* _DIRECTIONS FOR THIS TASK_
Keep the wording of each record exactly the same when you repeat it, and leave out pictures.

* _DATA LISTING_
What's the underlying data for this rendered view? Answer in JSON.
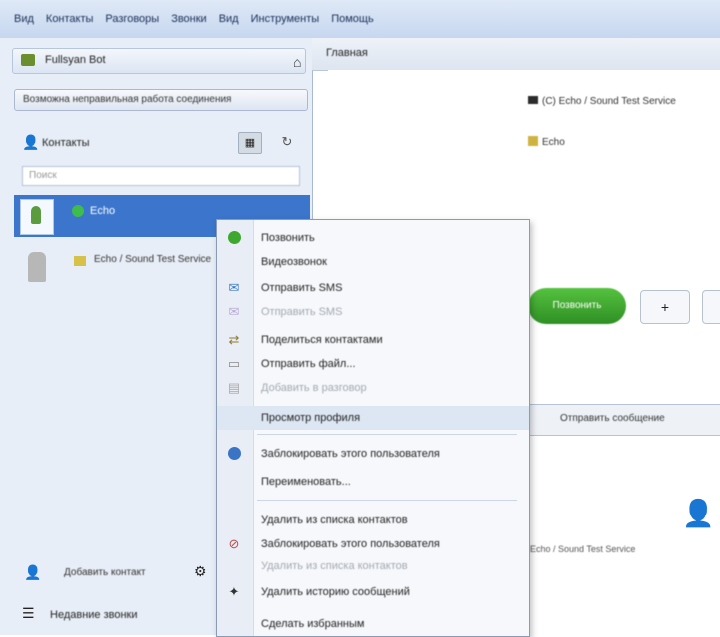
{
  "menubar": {
    "items": [
      "Вид",
      "Контакты",
      "Разговоры",
      "Звонки",
      "Вид",
      "Инструменты",
      "Помощь"
    ]
  },
  "left_panel": {
    "account_label": "Fullsyan Bot",
    "status_text": "Возможна неправильная работа соединения",
    "contacts_label": "Контакты",
    "search_placeholder": "Поиск",
    "selected_contact": "Echo",
    "second_contact": "Echo / Sound Test Service",
    "bottom_item1": "Добавить контакт",
    "bottom_item2": "Недавние звонки"
  },
  "right_panel": {
    "tab_label": "Главная",
    "conv_line1": "(C) Echo / Sound Test Service",
    "conv_line2": "Echo",
    "call_button": "Позвонить",
    "mid_tab": "Отправить сообщение",
    "info_line": "Echo / Sound Test Service"
  },
  "context_menu": {
    "items": [
      {
        "label": "Позвонить",
        "icon": "call-icon",
        "enabled": true
      },
      {
        "label": "Видеозвонок",
        "icon": "",
        "enabled": true
      },
      {
        "label": "Отправить SMS",
        "icon": "sms-icon",
        "enabled": true
      },
      {
        "label": "Отправить SMS",
        "icon": "sms-icon-2",
        "enabled": false
      },
      {
        "label": "Поделиться контактами",
        "icon": "share-icon",
        "enabled": true
      },
      {
        "label": "Отправить файл...",
        "icon": "file-icon",
        "enabled": true
      },
      {
        "label": "Добавить в разговор",
        "icon": "add-icon",
        "enabled": false
      },
      {
        "label": "Просмотр профиля",
        "icon": "",
        "enabled": true,
        "highlighted": true
      },
      {
        "label": "Заблокировать этого пользователя",
        "icon": "block-icon",
        "enabled": true
      },
      {
        "label": "Переименовать...",
        "icon": "",
        "enabled": true
      },
      {
        "label": "Удалить из списка контактов",
        "icon": "",
        "enabled": true
      },
      {
        "label": "Заблокировать этого пользователя",
        "icon": "block-red-icon",
        "enabled": true
      },
      {
        "label": "Удалить из списка контактов",
        "icon": "",
        "enabled": false
      },
      {
        "label": "Удалить историю сообщений",
        "icon": "",
        "enabled": true
      },
      {
        "label": "Сделать избранным",
        "icon": "",
        "enabled": true
      }
    ]
  },
  "colors": {
    "selected_row": "#3b76cc",
    "online_green": "#3ebc4c",
    "call_green": "#3da82e"
  }
}
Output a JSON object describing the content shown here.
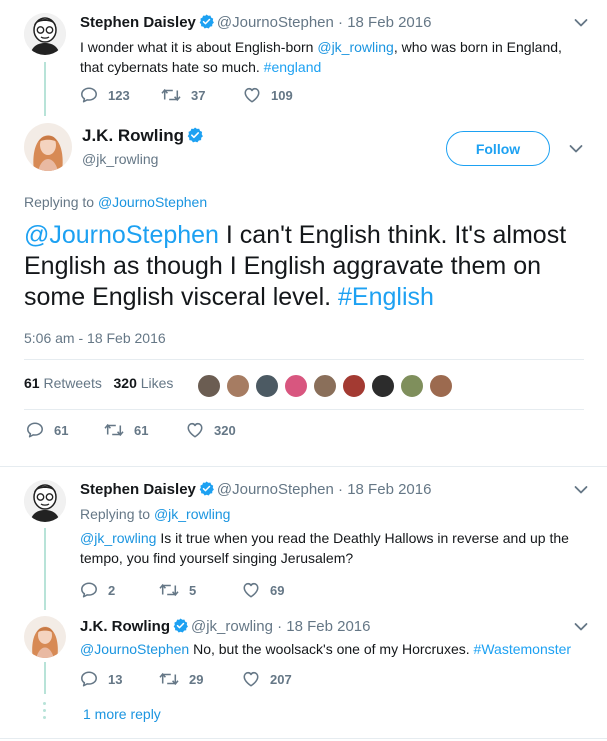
{
  "tweet1": {
    "name": "Stephen Daisley",
    "handle": "@JournoStephen",
    "date": "· 18 Feb 2016",
    "text_a": "I wonder what it is about English-born ",
    "mention": "@jk_rowling",
    "text_b": ", who was born in England, that cybernats hate so much. ",
    "hashtag": "#england",
    "replies": "123",
    "retweets": "37",
    "likes": "109"
  },
  "main": {
    "name": "J.K. Rowling",
    "handle": "@jk_rowling",
    "follow_label": "Follow",
    "replying_label": "Replying to ",
    "replying_to": "@JournoStephen",
    "mention": "@JournoStephen",
    "text": " I can't English think. It's almost English as though I English aggravate them on some English visceral level. ",
    "hashtag": "#English",
    "timestamp": "5:06 am - 18 Feb 2016",
    "retweet_count": "61",
    "retweet_label": "Retweets",
    "like_count": "320",
    "like_label": "Likes",
    "replies": "61",
    "retweets": "61",
    "likes": "320"
  },
  "reply1": {
    "name": "Stephen Daisley",
    "handle": "@JournoStephen",
    "date": "· 18 Feb 2016",
    "replying_label": "Replying to ",
    "replying_to": "@jk_rowling",
    "mention": "@jk_rowling",
    "text": " Is it true when you read the Deathly Hallows in reverse and up the tempo, you find yourself singing Jerusalem?",
    "replies": "2",
    "retweets": "5",
    "likes": "69"
  },
  "reply2": {
    "name": "J.K. Rowling",
    "handle": "@jk_rowling",
    "date": "· 18 Feb 2016",
    "mention": "@JournoStephen",
    "text": " No, but the woolsack's one of my Horcruxes. ",
    "hashtag": "#Wastemonster",
    "replies": "13",
    "retweets": "29",
    "likes": "207"
  },
  "more_reply": "1 more reply",
  "colors": {
    "accent": "#1da1f2",
    "link": "#1b95e0",
    "muted": "#657786",
    "thread": "#b8e3d8",
    "verified": "#1da1f2"
  },
  "icons": [
    "reply-icon",
    "retweet-icon",
    "like-icon",
    "chevron-down-icon",
    "verified-icon"
  ]
}
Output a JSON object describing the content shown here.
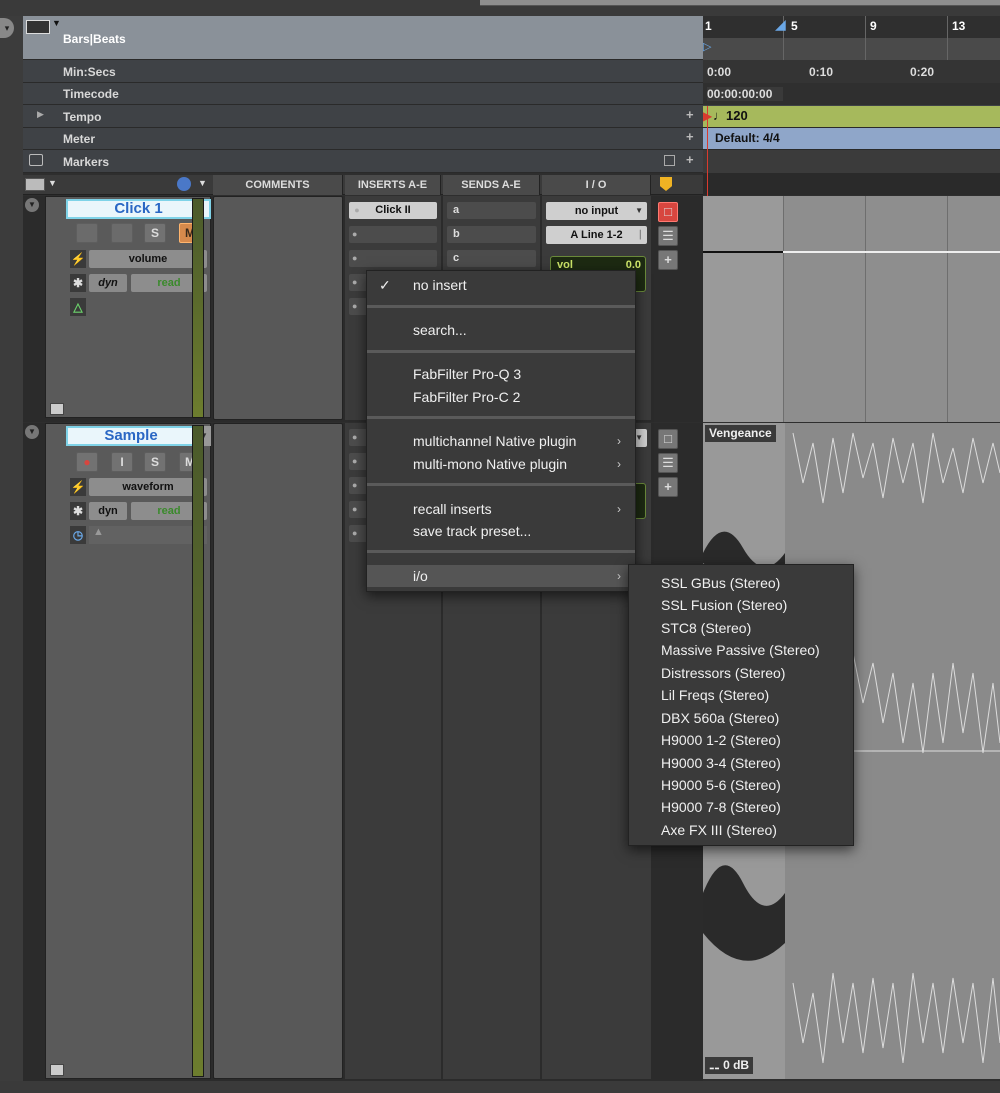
{
  "rulers": {
    "bars_beats": "Bars|Beats",
    "min_secs": "Min:Secs",
    "timecode": "Timecode",
    "tempo": "Tempo",
    "meter": "Meter",
    "markers": "Markers",
    "bar_numbers": [
      "1",
      "5",
      "9",
      "13"
    ],
    "time_marks": [
      "0:00",
      "0:10",
      "0:20"
    ],
    "timecode_value": "00:00:00:00",
    "tempo_value": "120",
    "meter_value": "Default: 4/4"
  },
  "columns": {
    "comments": "COMMENTS",
    "inserts": "INSERTS A-E",
    "sends": "SENDS A-E",
    "io": "I / O"
  },
  "tracks": [
    {
      "name": "Click 1",
      "view": "volume",
      "dyn": "dyn",
      "automation": "read",
      "solo": "S",
      "mute": "M",
      "insert_a": "Click II",
      "sends": [
        "a",
        "b",
        "c"
      ],
      "input": "no input",
      "output": "A Line 1-2",
      "vol_label": "vol",
      "vol_value": "0.0"
    },
    {
      "name": "Sample",
      "view": "waveform",
      "dyn": "dyn",
      "automation": "read",
      "input_mon": "I",
      "solo": "S",
      "mute": "M",
      "clip_name": "Vengeance",
      "clip_gain": "0 dB"
    }
  ],
  "insert_menu": {
    "items": [
      {
        "label": "no insert",
        "checked": true
      },
      {
        "label": "search..."
      },
      {
        "label": "FabFilter Pro-Q 3"
      },
      {
        "label": "FabFilter Pro-C 2"
      },
      {
        "label": "multichannel Native plugin",
        "submenu": true
      },
      {
        "label": "multi-mono Native plugin",
        "submenu": true
      },
      {
        "label": "recall inserts",
        "submenu": true
      },
      {
        "label": "save track preset..."
      },
      {
        "label": "i/o",
        "submenu": true,
        "highlighted": true
      }
    ]
  },
  "io_submenu": {
    "items": [
      "SSL GBus (Stereo)",
      "SSL Fusion (Stereo)",
      "STC8 (Stereo)",
      "Massive Passive (Stereo)",
      "Distressors (Stereo)",
      "Lil Freqs (Stereo)",
      "DBX 560a (Stereo)",
      "H9000 1-2 (Stereo)",
      "H9000 3-4 (Stereo)",
      "H9000 5-6 (Stereo)",
      "H9000 7-8 (Stereo)",
      "Axe FX III (Stereo)"
    ]
  },
  "colors": {
    "tempo_bar": "#a6b95c",
    "meter_bar": "#8fa6c9",
    "track_name_text": "#2a67c4",
    "mute_active": "#d78a4c",
    "record_red": "#d7463f",
    "playhead": "#d93a2e"
  }
}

* _ANSWER_
What's the underlying data for this rendered view? Answer in JSON.
{
  "menubar": {
    "items": [
      "Вид",
      "Контакты",
      "Разговоры",
      "Звонки",
      "Вид",
      "Инструменты",
      "Помощь"
    ]
  },
  "left_panel": {
    "account_label": "Fullsyan Bot",
    "status_text": "Возможна неправильная работа соединения",
    "contacts_label": "Контакты",
    "search_placeholder": "Поиск",
    "selected_contact": "Echo",
    "second_contact": "Echo / Sound Test Service",
    "bottom_item1": "Добавить контакт",
    "bottom_item2": "Недавние звонки"
  },
  "right_panel": {
    "tab_label": "Главная",
    "conv_line1": "(C) Echo / Sound Test Service",
    "conv_line2": "Echo",
    "call_button": "Позвонить",
    "mid_tab": "Отправить сообщение",
    "info_line": "Echo / Sound Test Service"
  },
  "context_menu": {
    "items": [
      {
        "label": "Позвонить",
        "icon": "call-icon",
        "enabled": true
      },
      {
        "label": "Видеозвонок",
        "icon": "",
        "enabled": true
      },
      {
        "label": "Отправить SMS",
        "icon": "sms-icon",
        "enabled": true
      },
      {
        "label": "Отправить SMS",
        "icon": "sms-icon-2",
        "enabled": false
      },
      {
        "label": "Поделиться контактами",
        "icon": "share-icon",
        "enabled": true
      },
      {
        "label": "Отправить файл...",
        "icon": "file-icon",
        "enabled": true
      },
      {
        "label": "Добавить в разговор",
        "icon": "add-icon",
        "enabled": false
      },
      {
        "label": "Просмотр профиля",
        "icon": "",
        "enabled": true,
        "highlighted": true
      },
      {
        "label": "Заблокировать этого пользователя",
        "icon": "block-icon",
        "enabled": true
      },
      {
        "label": "Переименовать...",
        "icon": "",
        "enabled": true
      },
      {
        "label": "Удалить из списка контактов",
        "icon": "",
        "enabled": true
      },
      {
        "label": "Заблокировать этого пользователя",
        "icon": "block-red-icon",
        "enabled": true
      },
      {
        "label": "Удалить из списка контактов",
        "icon": "",
        "enabled": false
      },
      {
        "label": "Удалить историю сообщений",
        "icon": "",
        "enabled": true
      },
      {
        "label": "Сделать избранным",
        "icon": "",
        "enabled": true
      }
    ]
  },
  "colors": {
    "selected_row": "#3b76cc",
    "online_green": "#3ebc4c",
    "call_green": "#3da82e"
  }
}
Output a JSON object describing the content shown here.
{
  "tweet1": {
    "name": "Stephen Daisley",
    "handle": "@JournoStephen",
    "date": "· 18 Feb 2016",
    "text_a": "I wonder what it is about English-born ",
    "mention": "@jk_rowling",
    "text_b": ", who was born in England, that cybernats hate so much. ",
    "hashtag": "#england",
    "replies": "123",
    "retweets": "37",
    "likes": "109"
  },
  "main": {
    "name": "J.K. Rowling",
    "handle": "@jk_rowling",
    "follow_label": "Follow",
    "replying_label": "Replying to ",
    "replying_to": "@JournoStephen",
    "mention": "@JournoStephen",
    "text": " I can't English think. It's almost English as though I English aggravate them on some English visceral level. ",
    "hashtag": "#English",
    "timestamp": "5:06 am - 18 Feb 2016",
    "retweet_count": "61",
    "retweet_label": "Retweets",
    "like_count": "320",
    "like_label": "Likes",
    "replies": "61",
    "retweets": "61",
    "likes": "320"
  },
  "reply1": {
    "name": "Stephen Daisley",
    "handle": "@JournoStephen",
    "date": "· 18 Feb 2016",
    "replying_label": "Replying to ",
    "replying_to": "@jk_rowling",
    "mention": "@jk_rowling",
    "text": " Is it true when you read the Deathly Hallows in reverse and up the tempo, you find yourself singing Jerusalem?",
    "replies": "2",
    "retweets": "5",
    "likes": "69"
  },
  "reply2": {
    "name": "J.K. Rowling",
    "handle": "@jk_rowling",
    "date": "· 18 Feb 2016",
    "mention": "@JournoStephen",
    "text": " No, but the woolsack's one of my Horcruxes. ",
    "hashtag": "#Wastemonster",
    "replies": "13",
    "retweets": "29",
    "likes": "207"
  },
  "more_reply": "1 more reply",
  "colors": {
    "accent": "#1da1f2",
    "link": "#1b95e0",
    "muted": "#657786",
    "thread": "#b8e3d8",
    "verified": "#1da1f2"
  },
  "icons": [
    "reply-icon",
    "retweet-icon",
    "like-icon",
    "chevron-down-icon",
    "verified-icon"
  ]
}
Output a JSON object describing the content shown here.
{
  "rulers": {
    "bars_beats": "Bars|Beats",
    "min_secs": "Min:Secs",
    "timecode": "Timecode",
    "tempo": "Tempo",
    "meter": "Meter",
    "markers": "Markers",
    "bar_numbers": [
      "1",
      "5",
      "9",
      "13"
    ],
    "time_marks": [
      "0:00",
      "0:10",
      "0:20"
    ],
    "timecode_value": "00:00:00:00",
    "tempo_value": "120",
    "meter_value": "Default: 4/4"
  },
  "columns": {
    "comments": "COMMENTS",
    "inserts": "INSERTS A-E",
    "sends": "SENDS A-E",
    "io": "I / O"
  },
  "tracks": [
    {
      "name": "Click 1",
      "view": "volume",
      "dyn": "dyn",
      "automation": "read",
      "solo": "S",
      "mute": "M",
      "insert_a": "Click II",
      "sends": [
        "a",
        "b",
        "c"
      ],
      "input": "no input",
      "output": "A Line 1-2",
      "vol_label": "vol",
      "vol_value": "0.0"
    },
    {
      "name": "Sample",
      "view": "waveform",
      "dyn": "dyn",
      "automation": "read",
      "input_mon": "I",
      "solo": "S",
      "mute": "M",
      "clip_name": "Vengeance",
      "clip_gain": "0 dB"
    }
  ],
  "insert_menu": {
    "items": [
      {
        "label": "no insert",
        "checked": true
      },
      {
        "label": "search..."
      },
      {
        "label": "FabFilter Pro-Q 3"
      },
      {
        "label": "FabFilter Pro-C 2"
      },
      {
        "label": "multichannel Native plugin",
        "submenu": true
      },
      {
        "label": "multi-mono Native plugin",
        "submenu": true
      },
      {
        "label": "recall inserts",
        "submenu": true
      },
      {
        "label": "save track preset..."
      },
      {
        "label": "i/o",
        "submenu": true,
        "highlighted": true
      }
    ]
  },
  "io_submenu": {
    "items": [
      "SSL GBus (Stereo)",
      "SSL Fusion (Stereo)",
      "STC8 (Stereo)",
      "Massive Passive (Stereo)",
      "Distressors (Stereo)",
      "Lil Freqs (Stereo)",
      "DBX 560a (Stereo)",
      "H9000 1-2 (Stereo)",
      "H9000 3-4 (Stereo)",
      "H9000 5-6 (Stereo)",
      "H9000 7-8 (Stereo)",
      "Axe FX III (Stereo)"
    ]
  },
  "colors": {
    "tempo_bar": "#a6b95c",
    "meter_bar": "#8fa6c9",
    "track_name_text": "#2a67c4",
    "mute_active": "#d78a4c",
    "record_red": "#d7463f",
    "playhead": "#d93a2e"
  }
}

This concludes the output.